§ **Exercise description**
Please repeat all of the listing exactly.

────────────────

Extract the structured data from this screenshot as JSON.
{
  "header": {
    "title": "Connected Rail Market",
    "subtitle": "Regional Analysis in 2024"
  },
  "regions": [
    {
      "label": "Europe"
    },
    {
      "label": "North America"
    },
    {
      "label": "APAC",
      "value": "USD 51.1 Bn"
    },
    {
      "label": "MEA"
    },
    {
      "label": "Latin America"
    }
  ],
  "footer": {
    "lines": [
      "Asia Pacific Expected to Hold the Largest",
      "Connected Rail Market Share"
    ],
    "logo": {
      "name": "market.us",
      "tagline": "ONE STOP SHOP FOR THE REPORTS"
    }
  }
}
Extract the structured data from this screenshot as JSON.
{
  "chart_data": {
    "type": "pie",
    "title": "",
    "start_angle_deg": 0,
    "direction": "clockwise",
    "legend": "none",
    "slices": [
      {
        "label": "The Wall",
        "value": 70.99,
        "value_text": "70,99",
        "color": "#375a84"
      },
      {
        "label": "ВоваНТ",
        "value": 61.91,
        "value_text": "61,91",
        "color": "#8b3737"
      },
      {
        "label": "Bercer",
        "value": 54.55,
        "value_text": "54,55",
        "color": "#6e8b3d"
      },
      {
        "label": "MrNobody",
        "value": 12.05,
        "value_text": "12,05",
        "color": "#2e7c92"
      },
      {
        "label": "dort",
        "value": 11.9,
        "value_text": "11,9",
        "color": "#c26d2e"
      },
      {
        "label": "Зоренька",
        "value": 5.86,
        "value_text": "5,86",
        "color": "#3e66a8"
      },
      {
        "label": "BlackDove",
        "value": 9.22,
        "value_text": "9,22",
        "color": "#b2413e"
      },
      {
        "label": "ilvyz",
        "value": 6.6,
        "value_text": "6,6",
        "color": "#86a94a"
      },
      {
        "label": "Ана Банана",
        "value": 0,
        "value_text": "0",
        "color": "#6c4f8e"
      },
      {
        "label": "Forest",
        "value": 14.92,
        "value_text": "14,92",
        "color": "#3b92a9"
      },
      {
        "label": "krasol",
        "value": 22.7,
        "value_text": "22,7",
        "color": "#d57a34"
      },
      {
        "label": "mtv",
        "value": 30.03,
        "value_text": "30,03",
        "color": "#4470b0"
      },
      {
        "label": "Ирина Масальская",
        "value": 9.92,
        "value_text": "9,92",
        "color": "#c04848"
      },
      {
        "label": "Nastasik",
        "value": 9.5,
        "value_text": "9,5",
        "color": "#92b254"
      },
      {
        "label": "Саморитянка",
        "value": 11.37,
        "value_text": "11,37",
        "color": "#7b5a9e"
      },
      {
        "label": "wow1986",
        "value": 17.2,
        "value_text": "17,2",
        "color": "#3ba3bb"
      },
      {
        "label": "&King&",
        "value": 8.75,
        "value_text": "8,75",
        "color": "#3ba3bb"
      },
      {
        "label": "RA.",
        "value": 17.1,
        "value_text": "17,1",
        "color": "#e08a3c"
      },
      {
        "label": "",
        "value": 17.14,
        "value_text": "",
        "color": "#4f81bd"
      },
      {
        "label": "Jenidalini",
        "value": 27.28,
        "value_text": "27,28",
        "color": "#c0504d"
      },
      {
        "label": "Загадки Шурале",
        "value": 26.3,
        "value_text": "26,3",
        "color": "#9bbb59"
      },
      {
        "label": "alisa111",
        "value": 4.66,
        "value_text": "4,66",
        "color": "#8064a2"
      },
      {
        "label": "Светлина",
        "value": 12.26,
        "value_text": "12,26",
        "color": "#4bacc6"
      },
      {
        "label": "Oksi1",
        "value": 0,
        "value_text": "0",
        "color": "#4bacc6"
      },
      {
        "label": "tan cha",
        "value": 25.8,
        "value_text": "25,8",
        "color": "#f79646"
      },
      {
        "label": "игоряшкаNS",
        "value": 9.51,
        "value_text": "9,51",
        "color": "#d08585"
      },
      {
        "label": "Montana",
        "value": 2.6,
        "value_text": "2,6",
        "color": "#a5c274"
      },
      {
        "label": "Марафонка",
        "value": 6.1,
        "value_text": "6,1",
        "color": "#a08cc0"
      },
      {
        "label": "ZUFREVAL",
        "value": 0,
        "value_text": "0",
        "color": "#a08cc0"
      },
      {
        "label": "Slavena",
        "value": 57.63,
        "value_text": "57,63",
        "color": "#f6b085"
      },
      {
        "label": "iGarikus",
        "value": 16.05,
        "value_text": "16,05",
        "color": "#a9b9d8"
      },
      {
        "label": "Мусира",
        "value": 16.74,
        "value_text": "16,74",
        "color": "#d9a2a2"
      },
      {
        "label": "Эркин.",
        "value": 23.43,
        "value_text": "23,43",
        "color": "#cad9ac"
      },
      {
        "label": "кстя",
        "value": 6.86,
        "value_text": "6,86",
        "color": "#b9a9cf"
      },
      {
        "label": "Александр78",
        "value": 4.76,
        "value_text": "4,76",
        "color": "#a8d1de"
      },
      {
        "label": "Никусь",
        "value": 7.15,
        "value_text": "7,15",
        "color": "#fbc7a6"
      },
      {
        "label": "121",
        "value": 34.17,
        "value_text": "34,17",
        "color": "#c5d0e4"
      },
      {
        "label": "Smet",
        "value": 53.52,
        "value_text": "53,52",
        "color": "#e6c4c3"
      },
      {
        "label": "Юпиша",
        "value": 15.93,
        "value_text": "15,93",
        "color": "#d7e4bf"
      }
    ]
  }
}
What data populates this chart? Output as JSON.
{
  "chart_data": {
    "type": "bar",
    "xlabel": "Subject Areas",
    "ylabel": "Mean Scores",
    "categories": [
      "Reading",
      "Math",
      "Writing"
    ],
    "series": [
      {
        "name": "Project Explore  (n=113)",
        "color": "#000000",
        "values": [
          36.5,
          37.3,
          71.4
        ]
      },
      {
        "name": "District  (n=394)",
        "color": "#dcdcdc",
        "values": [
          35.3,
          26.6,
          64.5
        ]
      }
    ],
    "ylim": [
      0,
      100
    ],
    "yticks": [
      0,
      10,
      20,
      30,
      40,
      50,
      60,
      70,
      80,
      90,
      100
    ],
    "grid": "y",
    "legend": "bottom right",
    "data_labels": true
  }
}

────────────────

§ **Solution to the problem**
Extract the structured data from this screenshot as JSON.
{
  "header": {
    "title": "Connected Rail Market",
    "subtitle": "Regional Analysis in 2024"
  },
  "regions": [
    {
      "label": "Europe"
    },
    {
      "label": "North America"
    },
    {
      "label": "APAC",
      "value": "USD 51.1 Bn"
    },
    {
      "label": "MEA"
    },
    {
      "label": "Latin America"
    }
  ],
  "footer": {
    "lines": [
      "Asia Pacific Expected to Hold the Largest",
      "Connected Rail Market Share"
    ],
    "logo": {
      "name": "market.us",
      "tagline": "ONE STOP SHOP FOR THE REPORTS"
    }
  }
}
Extract the structured data from this screenshot as JSON.
{
  "chart_data": {
    "type": "pie",
    "title": "",
    "start_angle_deg": 0,
    "direction": "clockwise",
    "legend": "none",
    "slices": [
      {
        "label": "The Wall",
        "value": 70.99,
        "value_text": "70,99",
        "color": "#375a84"
      },
      {
        "label": "ВоваНТ",
        "value": 61.91,
        "value_text": "61,91",
        "color": "#8b3737"
      },
      {
        "label": "Bercer",
        "value": 54.55,
        "value_text": "54,55",
        "color": "#6e8b3d"
      },
      {
        "label": "MrNobody",
        "value": 12.05,
        "value_text": "12,05",
        "color": "#2e7c92"
      },
      {
        "label": "dort",
        "value": 11.9,
        "value_text": "11,9",
        "color": "#c26d2e"
      },
      {
        "label": "Зоренька",
        "value": 5.86,
        "value_text": "5,86",
        "color": "#3e66a8"
      },
      {
        "label": "BlackDove",
        "value": 9.22,
        "value_text": "9,22",
        "color": "#b2413e"
      },
      {
        "label": "ilvyz",
        "value": 6.6,
        "value_text": "6,6",
        "color": "#86a94a"
      },
      {
        "label": "Ана Банана",
        "value": 0,
        "value_text": "0",
        "color": "#6c4f8e"
      },
      {
        "label": "Forest",
        "value": 14.92,
        "value_text": "14,92",
        "color": "#3b92a9"
      },
      {
        "label": "krasol",
        "value": 22.7,
        "value_text": "22,7",
        "color": "#d57a34"
      },
      {
        "label": "mtv",
        "value": 30.03,
        "value_text": "30,03",
        "color": "#4470b0"
      },
      {
        "label": "Ирина Масальская",
        "value": 9.92,
        "value_text": "9,92",
        "color": "#c04848"
      },
      {
        "label": "Nastasik",
        "value": 9.5,
        "value_text": "9,5",
        "color": "#92b254"
      },
      {
        "label": "Саморитянка",
        "value": 11.37,
        "value_text": "11,37",
        "color": "#7b5a9e"
      },
      {
        "label": "wow1986",
        "value": 17.2,
        "value_text": "17,2",
        "color": "#3ba3bb"
      },
      {
        "label": "&King&",
        "value": 8.75,
        "value_text": "8,75",
        "color": "#3ba3bb"
      },
      {
        "label": "RA.",
        "value": 17.1,
        "value_text": "17,1",
        "color": "#e08a3c"
      },
      {
        "label": "",
        "value": 17.14,
        "value_text": "",
        "color": "#4f81bd"
      },
      {
        "label": "Jenidalini",
        "value": 27.28,
        "value_text": "27,28",
        "color": "#c0504d"
      },
      {
        "label": "Загадки Шурале",
        "value": 26.3,
        "value_text": "26,3",
        "color": "#9bbb59"
      },
      {
        "label": "alisa111",
        "value": 4.66,
        "value_text": "4,66",
        "color": "#8064a2"
      },
      {
        "label": "Светлина",
        "value": 12.26,
        "value_text": "12,26",
        "color": "#4bacc6"
      },
      {
        "label": "Oksi1",
        "value": 0,
        "value_text": "0",
        "color": "#4bacc6"
      },
      {
        "label": "tan cha",
        "value": 25.8,
        "value_text": "25,8",
        "color": "#f79646"
      },
      {
        "label": "игоряшкаNS",
        "value": 9.51,
        "value_text": "9,51",
        "color": "#d08585"
      },
      {
        "label": "Montana",
        "value": 2.6,
        "value_text": "2,6",
        "color": "#a5c274"
      },
      {
        "label": "Марафонка",
        "value": 6.1,
        "value_text": "6,1",
        "color": "#a08cc0"
      },
      {
        "label": "ZUFREVAL",
        "value": 0,
        "value_text": "0",
        "color": "#a08cc0"
      },
      {
        "label": "Slavena",
        "value": 57.63,
        "value_text": "57,63",
        "color": "#f6b085"
      },
      {
        "label": "iGarikus",
        "value": 16.05,
        "value_text": "16,05",
        "color": "#a9b9d8"
      },
      {
        "label": "Мусира",
        "value": 16.74,
        "value_text": "16,74",
        "color": "#d9a2a2"
      },
      {
        "label": "Эркин.",
        "value": 23.43,
        "value_text": "23,43",
        "color": "#cad9ac"
      },
      {
        "label": "кстя",
        "value": 6.86,
        "value_text": "6,86",
        "color": "#b9a9cf"
      },
      {
        "label": "Александр78",
        "value": 4.76,
        "value_text": "4,76",
        "color": "#a8d1de"
      },
      {
        "label": "Никусь",
        "value": 7.15,
        "value_text": "7,15",
        "color": "#fbc7a6"
      },
      {
        "label": "121",
        "value": 34.17,
        "value_text": "34,17",
        "color": "#c5d0e4"
      },
      {
        "label": "Smet",
        "value": 53.52,
        "value_text": "53,52",
        "color": "#e6c4c3"
      },
      {
        "label": "Юпиша",
        "value": 15.93,
        "value_text": "15,93",
        "color": "#d7e4bf"
      }
    ]
  }
}
What data populates this chart? Output as JSON.
{
  "chart_data": {
    "type": "bar",
    "xlabel": "Subject Areas",
    "ylabel": "Mean Scores",
    "categories": [
      "Reading",
      "Math",
      "Writing"
    ],
    "series": [
      {
        "name": "Project Explore  (n=113)",
        "color": "#000000",
        "values": [
          36.5,
          37.3,
          71.4
        ]
      },
      {
        "name": "District  (n=394)",
        "color": "#dcdcdc",
        "values": [
          35.3,
          26.6,
          64.5
        ]
      }
    ],
    "ylim": [
      0,
      100
    ],
    "yticks": [
      0,
      10,
      20,
      30,
      40,
      50,
      60,
      70,
      80,
      90,
      100
    ],
    "grid": "y",
    "legend": "bottom right",
    "data_labels": true
  }
}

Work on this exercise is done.